─── RECORDS SHOWN

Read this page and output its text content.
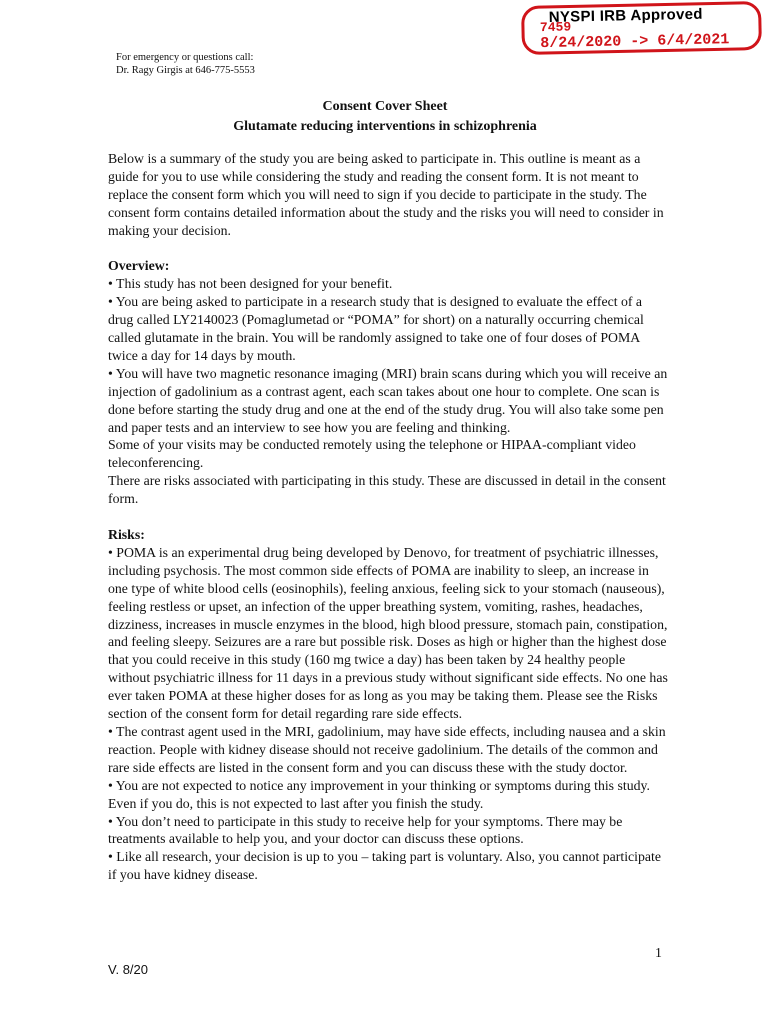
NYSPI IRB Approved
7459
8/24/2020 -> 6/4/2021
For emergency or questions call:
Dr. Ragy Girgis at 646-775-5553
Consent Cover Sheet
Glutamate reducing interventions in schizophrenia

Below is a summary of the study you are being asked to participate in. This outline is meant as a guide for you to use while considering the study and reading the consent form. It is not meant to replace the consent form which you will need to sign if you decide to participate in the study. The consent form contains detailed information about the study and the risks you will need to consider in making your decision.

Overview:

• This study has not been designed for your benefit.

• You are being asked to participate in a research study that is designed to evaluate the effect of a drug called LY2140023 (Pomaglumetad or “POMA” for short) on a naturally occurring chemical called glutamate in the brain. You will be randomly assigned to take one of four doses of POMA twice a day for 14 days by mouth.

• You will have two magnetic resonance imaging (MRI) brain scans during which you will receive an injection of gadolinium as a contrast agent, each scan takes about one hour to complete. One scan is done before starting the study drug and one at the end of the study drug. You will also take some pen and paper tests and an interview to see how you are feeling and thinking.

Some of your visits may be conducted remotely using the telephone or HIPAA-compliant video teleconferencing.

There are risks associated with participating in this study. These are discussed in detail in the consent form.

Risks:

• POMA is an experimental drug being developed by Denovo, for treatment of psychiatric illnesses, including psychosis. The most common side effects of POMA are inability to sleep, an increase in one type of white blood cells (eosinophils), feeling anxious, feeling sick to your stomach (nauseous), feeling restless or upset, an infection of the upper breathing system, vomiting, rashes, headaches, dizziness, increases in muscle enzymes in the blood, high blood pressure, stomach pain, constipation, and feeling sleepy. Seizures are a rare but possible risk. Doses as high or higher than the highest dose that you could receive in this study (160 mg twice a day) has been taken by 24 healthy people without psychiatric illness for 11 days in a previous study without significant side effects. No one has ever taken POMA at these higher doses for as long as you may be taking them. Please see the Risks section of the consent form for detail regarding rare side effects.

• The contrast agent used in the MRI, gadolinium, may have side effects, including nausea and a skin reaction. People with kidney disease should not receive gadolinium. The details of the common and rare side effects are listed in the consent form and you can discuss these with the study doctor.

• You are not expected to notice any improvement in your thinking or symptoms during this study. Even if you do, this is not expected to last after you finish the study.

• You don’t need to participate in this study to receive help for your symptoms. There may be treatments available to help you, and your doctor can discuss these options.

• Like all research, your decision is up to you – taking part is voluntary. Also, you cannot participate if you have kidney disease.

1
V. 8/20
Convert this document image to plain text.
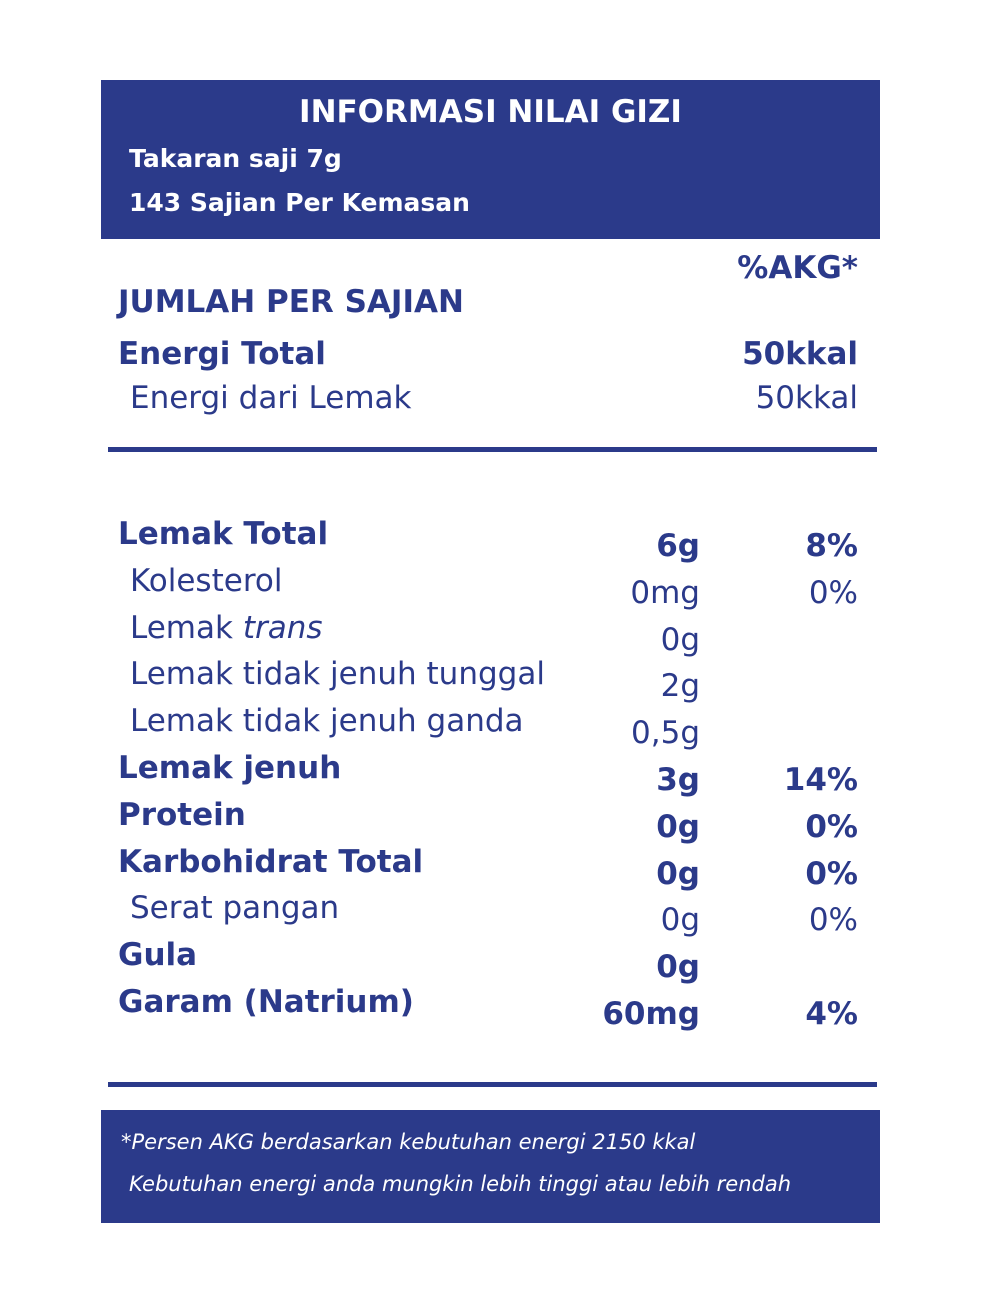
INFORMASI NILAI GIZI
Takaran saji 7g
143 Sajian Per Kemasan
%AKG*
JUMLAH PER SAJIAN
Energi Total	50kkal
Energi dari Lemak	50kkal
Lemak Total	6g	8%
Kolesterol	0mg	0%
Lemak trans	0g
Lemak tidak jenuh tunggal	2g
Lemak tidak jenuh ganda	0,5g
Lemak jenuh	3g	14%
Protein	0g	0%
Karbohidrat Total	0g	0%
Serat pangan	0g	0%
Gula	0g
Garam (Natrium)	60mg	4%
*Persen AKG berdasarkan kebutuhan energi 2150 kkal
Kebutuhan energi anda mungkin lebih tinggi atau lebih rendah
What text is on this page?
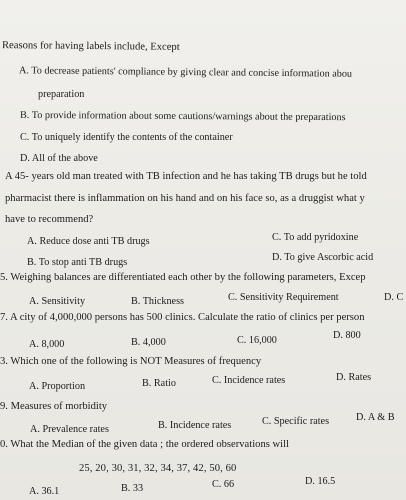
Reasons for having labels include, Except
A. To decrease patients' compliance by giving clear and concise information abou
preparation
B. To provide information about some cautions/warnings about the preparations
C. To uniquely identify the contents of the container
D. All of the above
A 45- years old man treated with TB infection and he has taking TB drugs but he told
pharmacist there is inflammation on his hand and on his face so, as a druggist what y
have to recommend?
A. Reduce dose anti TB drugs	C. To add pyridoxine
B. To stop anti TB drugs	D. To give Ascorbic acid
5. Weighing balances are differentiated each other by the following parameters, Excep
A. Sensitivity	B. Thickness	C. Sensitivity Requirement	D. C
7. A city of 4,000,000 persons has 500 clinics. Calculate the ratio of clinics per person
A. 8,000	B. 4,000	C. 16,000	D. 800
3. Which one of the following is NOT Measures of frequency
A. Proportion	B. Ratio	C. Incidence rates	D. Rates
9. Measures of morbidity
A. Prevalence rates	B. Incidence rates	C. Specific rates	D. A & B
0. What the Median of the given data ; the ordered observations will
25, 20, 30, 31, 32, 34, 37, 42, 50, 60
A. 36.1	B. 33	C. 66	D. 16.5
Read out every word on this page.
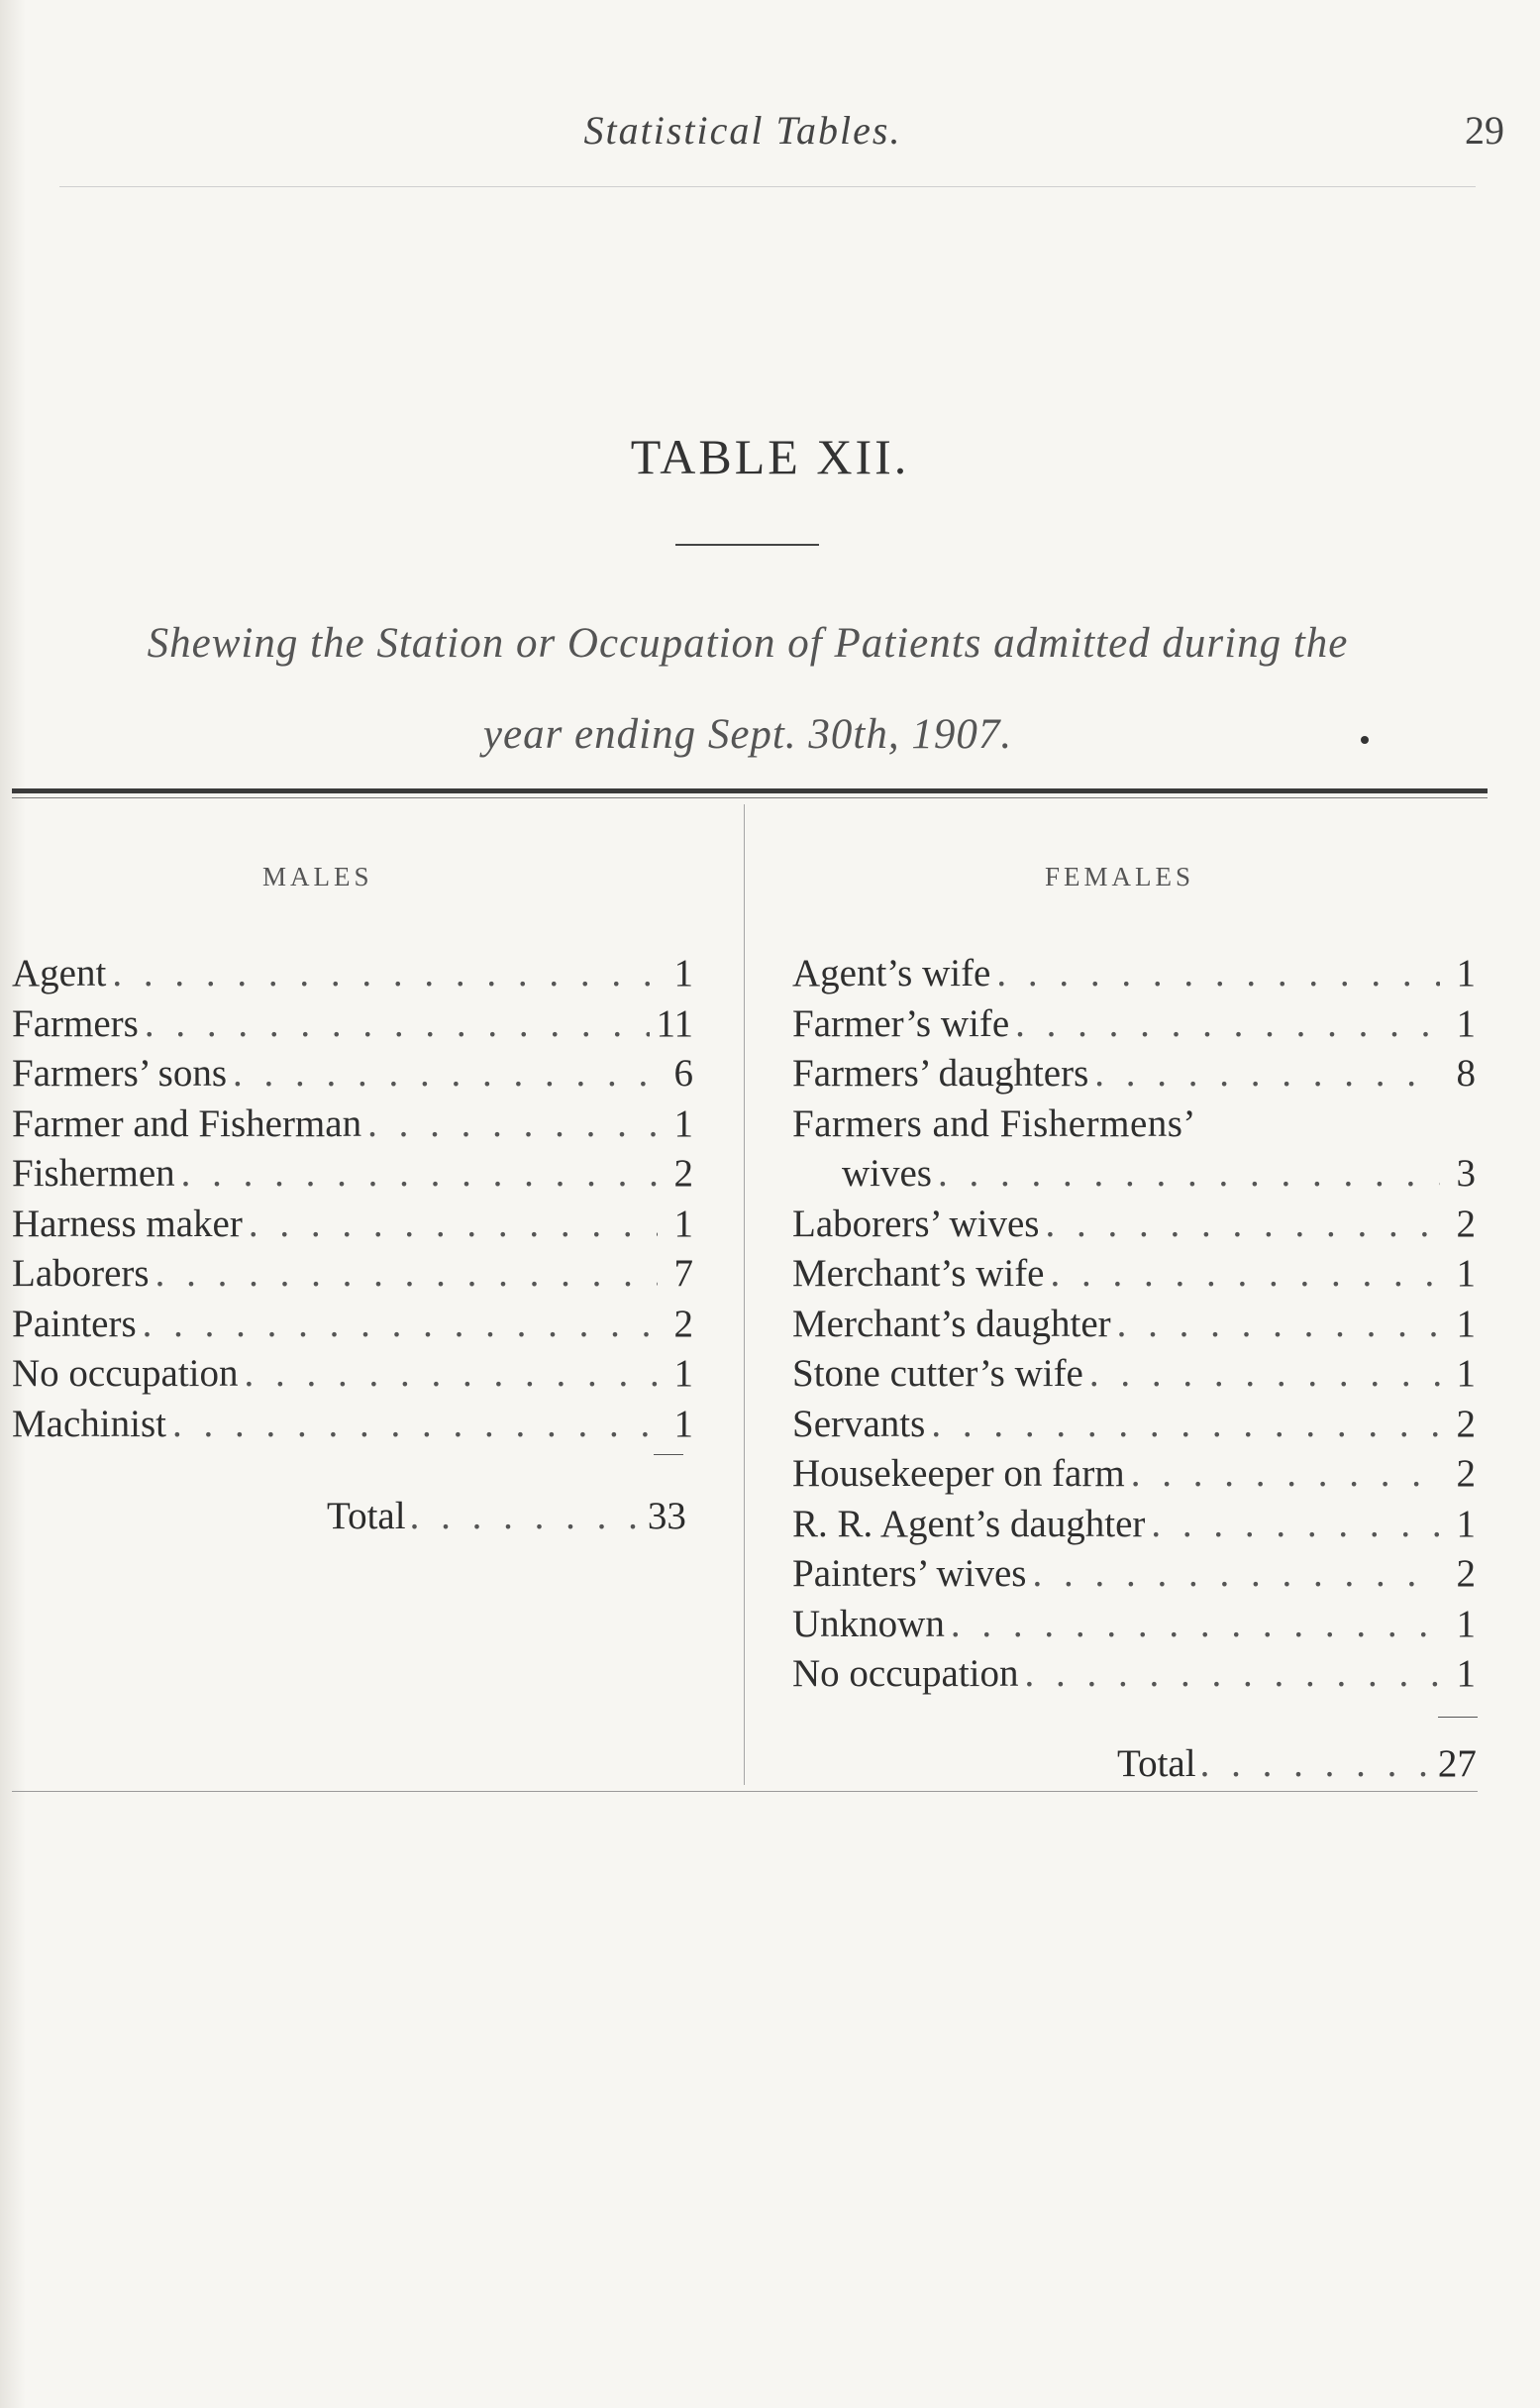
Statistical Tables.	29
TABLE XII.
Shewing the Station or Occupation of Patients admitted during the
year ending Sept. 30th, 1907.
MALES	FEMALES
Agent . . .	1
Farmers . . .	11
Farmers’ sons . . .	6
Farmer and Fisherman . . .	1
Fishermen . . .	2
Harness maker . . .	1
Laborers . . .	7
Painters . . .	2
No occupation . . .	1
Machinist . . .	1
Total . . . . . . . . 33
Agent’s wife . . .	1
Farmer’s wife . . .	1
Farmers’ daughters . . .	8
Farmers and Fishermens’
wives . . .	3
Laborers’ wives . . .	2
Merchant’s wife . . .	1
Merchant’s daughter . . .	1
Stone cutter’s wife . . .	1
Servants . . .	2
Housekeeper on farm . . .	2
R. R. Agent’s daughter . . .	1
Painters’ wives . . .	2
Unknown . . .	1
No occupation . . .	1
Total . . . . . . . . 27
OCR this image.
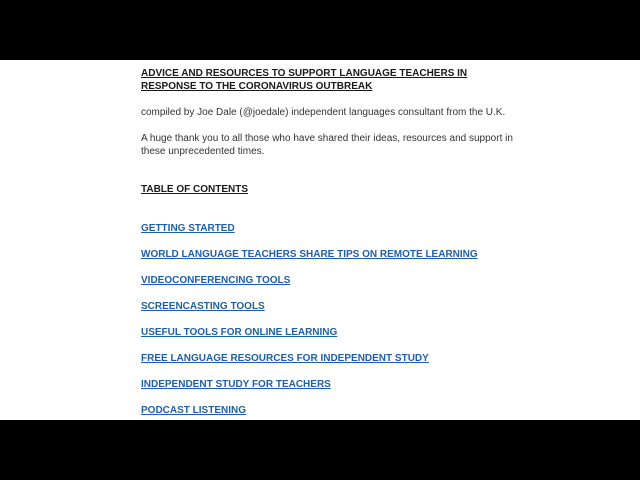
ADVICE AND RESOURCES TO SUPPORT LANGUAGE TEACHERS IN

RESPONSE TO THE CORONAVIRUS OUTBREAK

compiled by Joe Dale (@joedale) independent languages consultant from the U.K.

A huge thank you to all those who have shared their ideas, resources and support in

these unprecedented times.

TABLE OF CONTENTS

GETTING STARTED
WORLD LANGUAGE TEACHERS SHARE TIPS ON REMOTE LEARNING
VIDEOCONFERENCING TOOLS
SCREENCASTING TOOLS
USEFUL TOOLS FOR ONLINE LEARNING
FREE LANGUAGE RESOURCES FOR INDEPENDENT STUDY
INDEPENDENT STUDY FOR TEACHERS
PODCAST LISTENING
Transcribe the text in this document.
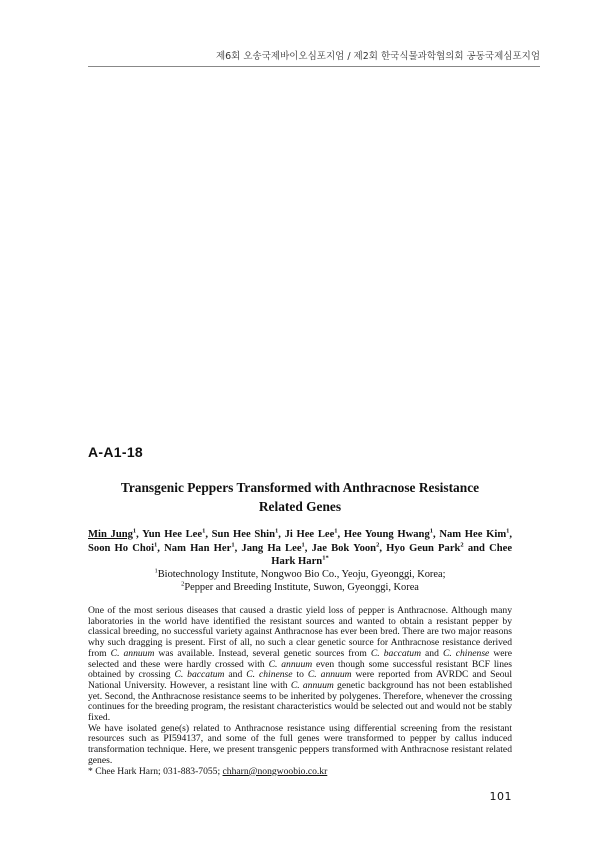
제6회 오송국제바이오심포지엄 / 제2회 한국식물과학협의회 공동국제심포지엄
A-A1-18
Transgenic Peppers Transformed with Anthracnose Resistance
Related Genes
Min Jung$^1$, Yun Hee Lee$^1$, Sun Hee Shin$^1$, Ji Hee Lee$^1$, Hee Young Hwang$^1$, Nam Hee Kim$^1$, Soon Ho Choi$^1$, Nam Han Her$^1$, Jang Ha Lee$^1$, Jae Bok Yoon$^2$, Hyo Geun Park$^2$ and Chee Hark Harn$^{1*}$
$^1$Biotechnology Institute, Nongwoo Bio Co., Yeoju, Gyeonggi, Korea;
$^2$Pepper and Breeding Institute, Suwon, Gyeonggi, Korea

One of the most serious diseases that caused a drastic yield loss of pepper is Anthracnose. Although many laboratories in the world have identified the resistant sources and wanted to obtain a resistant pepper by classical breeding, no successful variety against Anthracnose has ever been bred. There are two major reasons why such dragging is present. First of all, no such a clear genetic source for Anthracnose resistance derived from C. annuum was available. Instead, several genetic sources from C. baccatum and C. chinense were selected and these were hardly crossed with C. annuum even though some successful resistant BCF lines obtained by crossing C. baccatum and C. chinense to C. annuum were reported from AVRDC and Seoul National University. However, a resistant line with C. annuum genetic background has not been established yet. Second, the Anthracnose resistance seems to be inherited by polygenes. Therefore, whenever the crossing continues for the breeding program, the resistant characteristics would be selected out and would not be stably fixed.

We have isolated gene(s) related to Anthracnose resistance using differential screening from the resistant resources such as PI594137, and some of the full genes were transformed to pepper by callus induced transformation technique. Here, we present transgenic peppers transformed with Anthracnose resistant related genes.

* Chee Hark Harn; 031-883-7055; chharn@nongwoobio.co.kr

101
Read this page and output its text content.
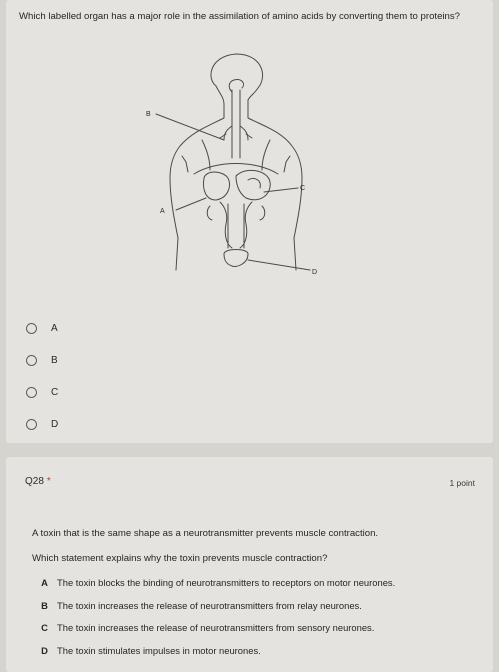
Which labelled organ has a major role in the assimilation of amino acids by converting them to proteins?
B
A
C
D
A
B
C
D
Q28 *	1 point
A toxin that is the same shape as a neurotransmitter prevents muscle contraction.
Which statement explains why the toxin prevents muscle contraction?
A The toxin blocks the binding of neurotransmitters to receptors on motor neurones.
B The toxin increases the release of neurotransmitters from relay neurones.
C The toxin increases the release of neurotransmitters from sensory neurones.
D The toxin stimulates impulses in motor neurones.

──────

▶ **WORK INSTRUCTIONS**:
Say, as a single number and nothing more, how many lines of the entries contain the word "major".

▶ **WRITTEN SOLUTION**:
2